-------- Source data
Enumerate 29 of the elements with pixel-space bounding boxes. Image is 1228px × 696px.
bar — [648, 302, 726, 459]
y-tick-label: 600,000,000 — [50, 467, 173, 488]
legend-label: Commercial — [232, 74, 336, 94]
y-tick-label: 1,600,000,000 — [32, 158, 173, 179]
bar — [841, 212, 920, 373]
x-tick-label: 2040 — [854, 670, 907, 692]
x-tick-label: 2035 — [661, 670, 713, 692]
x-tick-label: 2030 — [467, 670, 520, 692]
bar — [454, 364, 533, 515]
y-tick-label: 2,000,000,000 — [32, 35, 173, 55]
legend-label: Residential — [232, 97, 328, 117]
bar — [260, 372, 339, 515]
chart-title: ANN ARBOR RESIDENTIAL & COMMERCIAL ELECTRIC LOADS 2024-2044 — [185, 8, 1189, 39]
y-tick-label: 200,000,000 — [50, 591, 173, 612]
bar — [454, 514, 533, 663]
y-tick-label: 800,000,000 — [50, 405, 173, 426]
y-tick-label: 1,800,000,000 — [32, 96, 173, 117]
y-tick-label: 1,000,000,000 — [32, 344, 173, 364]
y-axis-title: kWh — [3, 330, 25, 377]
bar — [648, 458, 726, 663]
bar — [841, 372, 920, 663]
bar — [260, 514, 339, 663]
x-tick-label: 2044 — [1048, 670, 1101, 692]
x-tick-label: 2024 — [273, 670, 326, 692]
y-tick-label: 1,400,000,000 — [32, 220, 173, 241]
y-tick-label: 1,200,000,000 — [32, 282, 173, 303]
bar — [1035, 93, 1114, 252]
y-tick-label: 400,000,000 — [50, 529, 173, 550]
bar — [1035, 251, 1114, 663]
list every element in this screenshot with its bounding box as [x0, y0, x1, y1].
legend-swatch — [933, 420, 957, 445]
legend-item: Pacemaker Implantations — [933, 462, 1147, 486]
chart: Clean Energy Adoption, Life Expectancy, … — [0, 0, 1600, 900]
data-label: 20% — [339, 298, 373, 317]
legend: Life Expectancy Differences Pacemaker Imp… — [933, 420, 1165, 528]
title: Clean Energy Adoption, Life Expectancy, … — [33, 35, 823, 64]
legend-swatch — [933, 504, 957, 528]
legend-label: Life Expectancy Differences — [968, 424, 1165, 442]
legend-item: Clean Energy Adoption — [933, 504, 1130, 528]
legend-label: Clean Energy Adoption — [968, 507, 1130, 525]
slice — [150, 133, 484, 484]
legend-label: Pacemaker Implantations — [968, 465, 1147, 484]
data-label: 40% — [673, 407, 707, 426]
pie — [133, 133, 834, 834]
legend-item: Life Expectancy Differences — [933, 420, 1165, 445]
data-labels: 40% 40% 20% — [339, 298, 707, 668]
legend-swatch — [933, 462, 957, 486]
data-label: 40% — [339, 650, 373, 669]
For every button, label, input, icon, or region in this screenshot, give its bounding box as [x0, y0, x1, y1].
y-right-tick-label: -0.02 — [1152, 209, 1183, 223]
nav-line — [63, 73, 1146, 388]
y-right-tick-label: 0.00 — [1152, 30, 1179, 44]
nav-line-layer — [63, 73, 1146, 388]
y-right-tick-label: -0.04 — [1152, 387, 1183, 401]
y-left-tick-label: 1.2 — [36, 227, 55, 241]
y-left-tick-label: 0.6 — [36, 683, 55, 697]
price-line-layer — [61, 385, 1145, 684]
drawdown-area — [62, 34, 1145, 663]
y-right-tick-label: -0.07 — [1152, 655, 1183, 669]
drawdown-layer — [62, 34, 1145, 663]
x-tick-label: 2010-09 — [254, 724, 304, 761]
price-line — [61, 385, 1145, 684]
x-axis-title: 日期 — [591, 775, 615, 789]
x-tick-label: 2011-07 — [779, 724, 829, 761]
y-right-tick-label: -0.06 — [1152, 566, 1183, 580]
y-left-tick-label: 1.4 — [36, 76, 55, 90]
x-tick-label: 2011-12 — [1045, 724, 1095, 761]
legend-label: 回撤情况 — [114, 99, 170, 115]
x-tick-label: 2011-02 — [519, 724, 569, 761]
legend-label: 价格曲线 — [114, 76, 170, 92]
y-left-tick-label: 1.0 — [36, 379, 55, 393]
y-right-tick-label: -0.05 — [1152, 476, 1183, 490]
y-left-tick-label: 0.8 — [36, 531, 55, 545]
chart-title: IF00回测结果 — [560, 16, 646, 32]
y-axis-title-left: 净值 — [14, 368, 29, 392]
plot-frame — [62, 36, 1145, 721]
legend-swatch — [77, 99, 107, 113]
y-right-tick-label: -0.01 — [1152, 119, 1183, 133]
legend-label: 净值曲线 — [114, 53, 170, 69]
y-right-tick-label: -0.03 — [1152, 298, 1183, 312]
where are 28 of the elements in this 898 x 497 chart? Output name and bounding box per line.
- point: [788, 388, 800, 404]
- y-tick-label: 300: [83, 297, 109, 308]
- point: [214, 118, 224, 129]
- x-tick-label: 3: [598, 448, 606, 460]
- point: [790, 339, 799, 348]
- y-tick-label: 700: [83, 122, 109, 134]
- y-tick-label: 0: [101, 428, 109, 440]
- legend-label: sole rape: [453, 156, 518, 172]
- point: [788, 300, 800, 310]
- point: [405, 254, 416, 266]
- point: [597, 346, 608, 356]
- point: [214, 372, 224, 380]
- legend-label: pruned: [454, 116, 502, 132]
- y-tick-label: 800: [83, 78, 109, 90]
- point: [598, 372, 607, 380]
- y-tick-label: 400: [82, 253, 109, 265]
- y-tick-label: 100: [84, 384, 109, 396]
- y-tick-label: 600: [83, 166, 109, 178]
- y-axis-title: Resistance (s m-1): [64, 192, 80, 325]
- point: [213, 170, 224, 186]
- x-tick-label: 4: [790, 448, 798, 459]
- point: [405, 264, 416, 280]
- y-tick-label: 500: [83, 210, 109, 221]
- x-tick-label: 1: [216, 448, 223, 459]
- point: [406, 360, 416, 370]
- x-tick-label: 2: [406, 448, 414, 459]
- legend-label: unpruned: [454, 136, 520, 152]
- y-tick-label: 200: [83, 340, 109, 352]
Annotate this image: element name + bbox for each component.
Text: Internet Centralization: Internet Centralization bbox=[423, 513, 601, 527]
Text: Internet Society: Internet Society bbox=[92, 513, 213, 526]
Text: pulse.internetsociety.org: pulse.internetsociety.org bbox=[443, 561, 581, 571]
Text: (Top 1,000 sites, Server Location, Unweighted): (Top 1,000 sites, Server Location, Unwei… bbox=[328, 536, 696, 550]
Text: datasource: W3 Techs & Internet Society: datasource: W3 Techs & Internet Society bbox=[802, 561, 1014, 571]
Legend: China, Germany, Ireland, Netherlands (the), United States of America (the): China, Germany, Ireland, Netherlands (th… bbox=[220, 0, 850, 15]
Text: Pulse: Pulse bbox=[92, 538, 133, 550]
----------------
Problem description — Please write the items from the start through the line containing "bar — [1035, 93, 1114, 252]" as a Markdown table with the columns Row and Item line, leaving out any blank lines.

Result below —
| Row | Item line |
|---|---|
| 1 | Enumerate 29 of the elements with pixel-space bounding boxes. Image is 1228px × 696px. |
| 2 | bar — [648, 302, 726, 459] |
| 3 | y-tick-label: 600,000,000 — [50, 467, 173, 488] |
| 4 | legend-label: Commercial — [232, 74, 336, 94] |
| 5 | y-tick-label: 1,600,000,000 — [32, 158, 173, 179] |
| 6 | bar — [841, 212, 920, 373] |
| 7 | x-tick-label: 2040 — [854, 670, 907, 692] |
| 8 | x-tick-label: 2035 — [661, 670, 713, 692] |
| 9 | x-tick-label: 2030 — [467, 670, 520, 692] |
| 10 | bar — [454, 364, 533, 515] |
| 11 | y-tick-label: 2,000,000,000 — [32, 35, 173, 55] |
| 12 | legend-label: Residential — [232, 97, 328, 117] |
| 13 | bar — [260, 372, 339, 515] |
| 14 | chart-title: ANN ARBOR RESIDENTIAL & COMMERCIAL ELECTRIC LOADS 2024-2044 — [185, 8, 1189, 39] |
| 15 | y-tick-label: 200,000,000 — [50, 591, 173, 612] |
| 16 | bar — [454, 514, 533, 663] |
| 17 | y-tick-label: 800,000,000 — [50, 405, 173, 426] |
| 18 | y-tick-label: 1,800,000,000 — [32, 96, 173, 117] |
| 19 | y-tick-label: 1,000,000,000 — [32, 344, 173, 364] |
| 20 | y-axis-title: kWh — [3, 330, 25, 377] |
| 21 | bar — [648, 458, 726, 663] |
| 22 | bar — [841, 372, 920, 663] |
| 23 | bar — [260, 514, 339, 663] |
| 24 | x-tick-label: 2044 — [1048, 670, 1101, 692] |
| 25 | x-tick-label: 2024 — [273, 670, 326, 692] |
| 26 | y-tick-label: 1,400,000,000 — [32, 220, 173, 241] |
| 27 | y-tick-label: 1,200,000,000 — [32, 282, 173, 303] |
| 28 | bar — [1035, 93, 1114, 252] |